▸ **Dataset records**

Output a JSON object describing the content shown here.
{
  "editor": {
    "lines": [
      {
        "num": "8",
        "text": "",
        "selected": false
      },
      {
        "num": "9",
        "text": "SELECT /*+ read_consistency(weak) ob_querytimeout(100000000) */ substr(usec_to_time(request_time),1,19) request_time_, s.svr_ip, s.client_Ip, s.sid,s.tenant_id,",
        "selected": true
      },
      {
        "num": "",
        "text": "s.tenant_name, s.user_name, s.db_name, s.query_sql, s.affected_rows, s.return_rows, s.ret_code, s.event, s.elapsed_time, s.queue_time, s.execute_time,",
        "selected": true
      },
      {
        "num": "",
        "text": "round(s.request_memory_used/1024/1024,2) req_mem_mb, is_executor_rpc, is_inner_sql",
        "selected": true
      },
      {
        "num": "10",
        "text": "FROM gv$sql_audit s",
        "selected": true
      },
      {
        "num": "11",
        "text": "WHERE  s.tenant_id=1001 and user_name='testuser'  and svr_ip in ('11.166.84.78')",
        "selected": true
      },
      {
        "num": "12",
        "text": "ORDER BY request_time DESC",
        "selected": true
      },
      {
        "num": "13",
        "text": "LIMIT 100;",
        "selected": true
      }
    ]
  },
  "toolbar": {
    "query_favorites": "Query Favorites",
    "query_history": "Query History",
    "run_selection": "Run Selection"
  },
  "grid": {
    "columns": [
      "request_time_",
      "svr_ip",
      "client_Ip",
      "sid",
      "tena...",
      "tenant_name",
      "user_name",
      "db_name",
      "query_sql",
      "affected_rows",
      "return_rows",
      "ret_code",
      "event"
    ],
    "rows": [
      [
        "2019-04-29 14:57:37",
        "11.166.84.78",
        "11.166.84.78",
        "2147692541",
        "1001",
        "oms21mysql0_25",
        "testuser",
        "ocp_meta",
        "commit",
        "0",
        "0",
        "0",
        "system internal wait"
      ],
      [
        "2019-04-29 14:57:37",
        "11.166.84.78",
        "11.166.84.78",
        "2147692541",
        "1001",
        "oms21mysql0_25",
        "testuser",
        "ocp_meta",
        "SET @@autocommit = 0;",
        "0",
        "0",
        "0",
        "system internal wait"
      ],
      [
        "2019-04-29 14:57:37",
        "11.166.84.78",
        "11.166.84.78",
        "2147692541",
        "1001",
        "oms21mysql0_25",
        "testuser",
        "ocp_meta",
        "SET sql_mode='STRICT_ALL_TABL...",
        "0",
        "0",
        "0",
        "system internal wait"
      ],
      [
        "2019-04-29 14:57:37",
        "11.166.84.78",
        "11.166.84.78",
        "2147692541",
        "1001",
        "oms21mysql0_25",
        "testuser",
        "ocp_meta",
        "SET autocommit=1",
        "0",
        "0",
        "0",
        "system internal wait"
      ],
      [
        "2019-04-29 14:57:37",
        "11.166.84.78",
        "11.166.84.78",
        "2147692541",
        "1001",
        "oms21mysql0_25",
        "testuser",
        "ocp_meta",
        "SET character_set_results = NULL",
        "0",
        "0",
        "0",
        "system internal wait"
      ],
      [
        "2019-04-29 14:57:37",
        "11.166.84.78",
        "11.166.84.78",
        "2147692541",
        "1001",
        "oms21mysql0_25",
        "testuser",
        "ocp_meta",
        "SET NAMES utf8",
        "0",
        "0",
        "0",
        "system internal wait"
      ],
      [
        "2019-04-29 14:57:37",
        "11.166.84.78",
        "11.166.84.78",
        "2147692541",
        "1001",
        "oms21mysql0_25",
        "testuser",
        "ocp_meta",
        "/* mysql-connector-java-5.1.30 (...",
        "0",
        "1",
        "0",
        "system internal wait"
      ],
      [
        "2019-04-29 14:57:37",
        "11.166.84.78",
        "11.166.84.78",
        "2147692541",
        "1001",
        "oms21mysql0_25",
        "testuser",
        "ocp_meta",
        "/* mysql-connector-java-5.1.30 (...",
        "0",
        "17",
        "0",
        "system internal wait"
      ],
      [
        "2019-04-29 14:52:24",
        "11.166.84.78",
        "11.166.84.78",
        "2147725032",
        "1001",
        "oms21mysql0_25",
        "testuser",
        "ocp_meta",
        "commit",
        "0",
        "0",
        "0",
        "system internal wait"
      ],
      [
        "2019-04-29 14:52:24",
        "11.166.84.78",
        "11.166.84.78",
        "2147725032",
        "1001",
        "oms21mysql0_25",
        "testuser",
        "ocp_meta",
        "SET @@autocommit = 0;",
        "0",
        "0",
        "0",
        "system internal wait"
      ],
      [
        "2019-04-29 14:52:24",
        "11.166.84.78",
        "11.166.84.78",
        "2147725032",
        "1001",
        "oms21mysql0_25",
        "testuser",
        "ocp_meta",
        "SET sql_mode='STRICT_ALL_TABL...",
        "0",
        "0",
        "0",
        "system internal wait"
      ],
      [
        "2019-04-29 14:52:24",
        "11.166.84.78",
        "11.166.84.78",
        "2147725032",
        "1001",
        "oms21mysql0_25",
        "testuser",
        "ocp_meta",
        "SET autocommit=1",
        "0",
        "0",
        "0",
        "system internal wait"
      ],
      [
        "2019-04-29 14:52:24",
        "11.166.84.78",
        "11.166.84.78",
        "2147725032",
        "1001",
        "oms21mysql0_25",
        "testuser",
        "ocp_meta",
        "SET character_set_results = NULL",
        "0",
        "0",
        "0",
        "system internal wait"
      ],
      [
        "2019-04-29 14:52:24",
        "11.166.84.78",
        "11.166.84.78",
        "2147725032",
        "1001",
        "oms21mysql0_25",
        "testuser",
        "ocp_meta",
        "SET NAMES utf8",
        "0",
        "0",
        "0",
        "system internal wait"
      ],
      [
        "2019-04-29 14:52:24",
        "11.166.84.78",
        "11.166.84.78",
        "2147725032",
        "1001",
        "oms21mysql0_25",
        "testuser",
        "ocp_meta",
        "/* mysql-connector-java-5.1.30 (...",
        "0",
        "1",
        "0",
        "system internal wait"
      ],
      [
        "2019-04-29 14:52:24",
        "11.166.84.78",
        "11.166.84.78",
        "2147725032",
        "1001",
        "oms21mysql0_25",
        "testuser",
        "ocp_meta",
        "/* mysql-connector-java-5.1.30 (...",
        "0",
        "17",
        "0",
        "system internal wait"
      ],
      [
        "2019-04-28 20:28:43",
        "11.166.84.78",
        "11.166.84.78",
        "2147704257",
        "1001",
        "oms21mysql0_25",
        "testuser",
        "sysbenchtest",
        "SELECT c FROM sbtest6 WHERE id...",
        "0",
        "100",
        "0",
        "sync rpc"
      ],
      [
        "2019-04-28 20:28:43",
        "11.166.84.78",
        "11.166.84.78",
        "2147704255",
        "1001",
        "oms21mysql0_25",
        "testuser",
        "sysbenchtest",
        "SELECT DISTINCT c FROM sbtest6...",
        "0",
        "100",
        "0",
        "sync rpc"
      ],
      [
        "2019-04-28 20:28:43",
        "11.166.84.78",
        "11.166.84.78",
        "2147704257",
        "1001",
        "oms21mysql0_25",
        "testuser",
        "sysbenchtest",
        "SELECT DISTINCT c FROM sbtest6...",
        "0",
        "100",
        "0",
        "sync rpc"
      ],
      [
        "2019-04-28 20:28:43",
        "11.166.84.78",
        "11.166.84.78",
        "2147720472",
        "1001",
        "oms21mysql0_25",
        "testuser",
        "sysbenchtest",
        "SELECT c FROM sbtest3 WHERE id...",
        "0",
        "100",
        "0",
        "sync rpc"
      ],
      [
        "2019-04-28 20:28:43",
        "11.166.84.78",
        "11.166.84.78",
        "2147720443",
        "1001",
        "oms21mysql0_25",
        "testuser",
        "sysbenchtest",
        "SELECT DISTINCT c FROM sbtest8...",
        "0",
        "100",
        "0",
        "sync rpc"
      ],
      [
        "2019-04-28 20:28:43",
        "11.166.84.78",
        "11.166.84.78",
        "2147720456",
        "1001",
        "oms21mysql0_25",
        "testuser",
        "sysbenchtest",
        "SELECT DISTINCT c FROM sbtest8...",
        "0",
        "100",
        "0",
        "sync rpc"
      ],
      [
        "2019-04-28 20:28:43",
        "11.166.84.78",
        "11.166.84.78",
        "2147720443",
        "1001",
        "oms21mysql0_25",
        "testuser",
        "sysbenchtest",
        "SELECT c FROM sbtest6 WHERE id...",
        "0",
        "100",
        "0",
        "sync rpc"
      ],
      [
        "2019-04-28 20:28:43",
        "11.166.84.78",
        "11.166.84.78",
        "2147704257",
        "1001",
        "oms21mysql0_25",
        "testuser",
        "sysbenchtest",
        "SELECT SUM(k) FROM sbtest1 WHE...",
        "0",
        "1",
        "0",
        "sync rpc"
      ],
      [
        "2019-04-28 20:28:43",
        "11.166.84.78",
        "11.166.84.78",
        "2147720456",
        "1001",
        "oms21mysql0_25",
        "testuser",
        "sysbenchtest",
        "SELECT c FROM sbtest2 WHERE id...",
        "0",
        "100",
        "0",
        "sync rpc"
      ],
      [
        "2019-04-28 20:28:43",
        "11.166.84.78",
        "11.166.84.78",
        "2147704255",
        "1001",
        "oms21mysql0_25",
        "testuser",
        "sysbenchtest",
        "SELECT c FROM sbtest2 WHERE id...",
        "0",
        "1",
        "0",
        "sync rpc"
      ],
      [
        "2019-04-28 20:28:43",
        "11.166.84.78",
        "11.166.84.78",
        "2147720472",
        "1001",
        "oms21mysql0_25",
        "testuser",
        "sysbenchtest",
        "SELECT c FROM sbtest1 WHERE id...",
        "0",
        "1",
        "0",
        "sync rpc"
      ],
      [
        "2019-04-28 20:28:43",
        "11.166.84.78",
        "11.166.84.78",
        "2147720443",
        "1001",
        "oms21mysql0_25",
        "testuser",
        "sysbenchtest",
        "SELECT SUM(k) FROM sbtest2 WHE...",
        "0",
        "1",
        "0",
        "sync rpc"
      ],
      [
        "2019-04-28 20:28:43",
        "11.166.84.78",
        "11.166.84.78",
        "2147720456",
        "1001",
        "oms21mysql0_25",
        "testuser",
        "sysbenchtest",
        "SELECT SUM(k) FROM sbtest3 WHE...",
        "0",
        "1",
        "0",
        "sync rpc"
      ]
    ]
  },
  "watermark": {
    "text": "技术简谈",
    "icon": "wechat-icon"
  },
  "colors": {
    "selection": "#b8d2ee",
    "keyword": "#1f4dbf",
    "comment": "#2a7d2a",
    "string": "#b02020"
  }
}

▸ **Set task**
Look through the listing and extract every line with "event" in it.

▸ **Output below**
        "text": "s.tenant_name, s.user_name, s.db_name, s.query_sql, s.affected_rows, s.return_rows, s.ret_code, s.event, s.elapsed_time, s.queue_time, s.execute_time,",
      "event"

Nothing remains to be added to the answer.